▶ _Stored data_:
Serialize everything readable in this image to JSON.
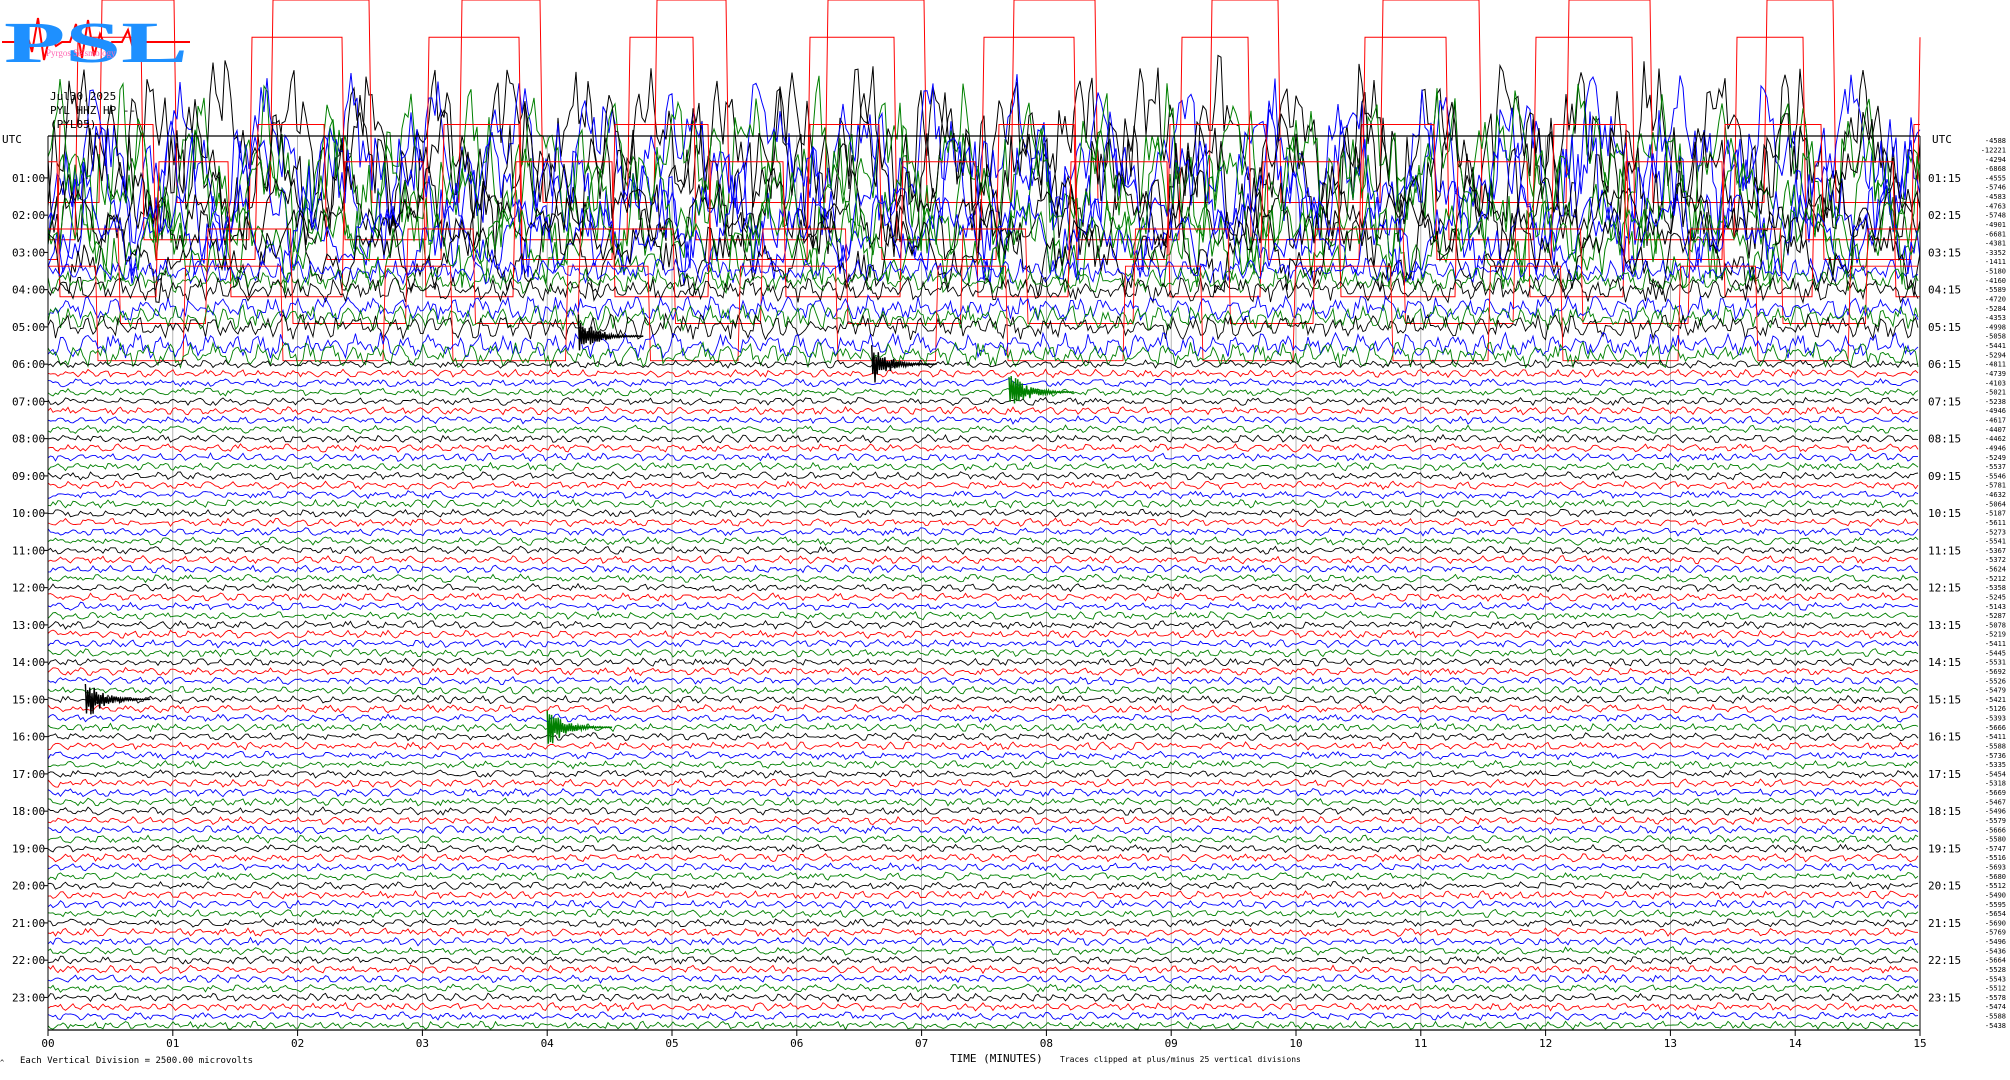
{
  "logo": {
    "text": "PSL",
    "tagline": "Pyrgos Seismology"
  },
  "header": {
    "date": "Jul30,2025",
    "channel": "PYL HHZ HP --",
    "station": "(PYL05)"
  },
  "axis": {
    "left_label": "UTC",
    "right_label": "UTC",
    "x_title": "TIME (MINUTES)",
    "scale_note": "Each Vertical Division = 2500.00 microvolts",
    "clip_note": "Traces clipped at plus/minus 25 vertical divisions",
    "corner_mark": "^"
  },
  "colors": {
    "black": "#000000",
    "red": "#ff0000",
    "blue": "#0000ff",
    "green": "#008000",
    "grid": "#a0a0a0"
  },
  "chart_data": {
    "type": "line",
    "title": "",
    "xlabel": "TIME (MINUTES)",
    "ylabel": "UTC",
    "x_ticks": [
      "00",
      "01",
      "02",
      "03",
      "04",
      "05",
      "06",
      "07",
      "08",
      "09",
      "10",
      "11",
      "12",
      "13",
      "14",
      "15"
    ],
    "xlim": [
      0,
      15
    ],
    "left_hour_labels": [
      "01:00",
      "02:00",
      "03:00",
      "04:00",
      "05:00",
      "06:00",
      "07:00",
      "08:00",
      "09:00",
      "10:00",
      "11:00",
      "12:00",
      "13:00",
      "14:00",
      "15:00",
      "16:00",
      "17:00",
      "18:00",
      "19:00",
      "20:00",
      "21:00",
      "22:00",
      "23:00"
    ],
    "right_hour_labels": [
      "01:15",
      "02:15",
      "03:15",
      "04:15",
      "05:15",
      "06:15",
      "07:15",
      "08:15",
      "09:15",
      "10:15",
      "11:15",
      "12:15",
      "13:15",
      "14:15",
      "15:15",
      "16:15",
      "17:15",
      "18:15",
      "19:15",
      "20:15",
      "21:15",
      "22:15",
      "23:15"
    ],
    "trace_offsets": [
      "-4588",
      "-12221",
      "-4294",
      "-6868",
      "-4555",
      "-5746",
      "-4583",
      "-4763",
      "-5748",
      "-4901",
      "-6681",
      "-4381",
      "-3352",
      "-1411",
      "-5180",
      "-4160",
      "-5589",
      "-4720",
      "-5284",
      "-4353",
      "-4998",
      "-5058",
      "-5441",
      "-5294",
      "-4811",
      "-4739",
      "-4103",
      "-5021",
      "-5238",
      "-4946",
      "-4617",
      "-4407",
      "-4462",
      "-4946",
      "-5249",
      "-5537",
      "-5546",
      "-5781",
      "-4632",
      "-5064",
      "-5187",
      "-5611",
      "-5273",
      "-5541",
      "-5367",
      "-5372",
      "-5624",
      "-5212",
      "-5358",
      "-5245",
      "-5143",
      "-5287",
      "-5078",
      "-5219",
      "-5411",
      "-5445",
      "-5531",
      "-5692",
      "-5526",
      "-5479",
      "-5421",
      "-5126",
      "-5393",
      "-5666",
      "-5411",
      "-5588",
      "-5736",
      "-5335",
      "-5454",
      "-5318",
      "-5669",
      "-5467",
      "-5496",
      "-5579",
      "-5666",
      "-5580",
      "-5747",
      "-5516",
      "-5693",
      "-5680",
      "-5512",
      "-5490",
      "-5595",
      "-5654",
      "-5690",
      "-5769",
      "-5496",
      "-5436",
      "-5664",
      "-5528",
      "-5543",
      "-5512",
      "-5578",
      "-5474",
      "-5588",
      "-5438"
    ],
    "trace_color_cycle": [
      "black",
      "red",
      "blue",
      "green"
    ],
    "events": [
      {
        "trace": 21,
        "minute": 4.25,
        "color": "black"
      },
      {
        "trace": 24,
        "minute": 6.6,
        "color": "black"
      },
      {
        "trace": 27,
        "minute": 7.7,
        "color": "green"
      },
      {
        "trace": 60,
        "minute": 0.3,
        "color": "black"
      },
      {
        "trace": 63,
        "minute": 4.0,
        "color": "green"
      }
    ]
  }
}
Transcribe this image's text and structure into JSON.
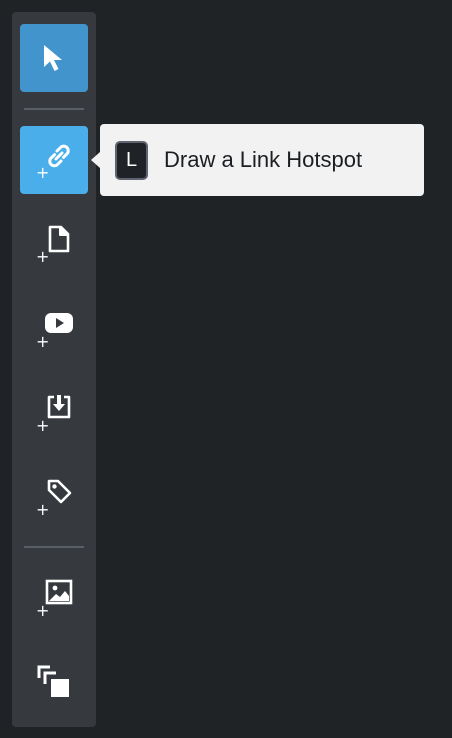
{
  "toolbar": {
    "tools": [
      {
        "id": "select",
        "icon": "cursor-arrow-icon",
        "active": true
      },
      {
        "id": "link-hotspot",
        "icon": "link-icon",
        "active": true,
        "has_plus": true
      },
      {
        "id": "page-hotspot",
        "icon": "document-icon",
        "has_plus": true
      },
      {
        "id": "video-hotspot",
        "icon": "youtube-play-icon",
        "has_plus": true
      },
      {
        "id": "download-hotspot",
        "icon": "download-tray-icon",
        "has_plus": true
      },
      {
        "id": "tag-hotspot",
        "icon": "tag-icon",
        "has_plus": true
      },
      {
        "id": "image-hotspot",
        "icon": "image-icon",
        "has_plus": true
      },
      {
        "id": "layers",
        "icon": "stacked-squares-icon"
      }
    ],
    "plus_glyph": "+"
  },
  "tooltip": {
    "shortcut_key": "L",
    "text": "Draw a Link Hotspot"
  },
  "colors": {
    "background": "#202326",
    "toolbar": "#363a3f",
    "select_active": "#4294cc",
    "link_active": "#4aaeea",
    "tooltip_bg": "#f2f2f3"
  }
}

▶ _The exercise_: Copy down every line of the material above that includes the string "green".

▶ _Result_:
    "green": "#008000",
      "green"
        "color": "green"
        "color": "green"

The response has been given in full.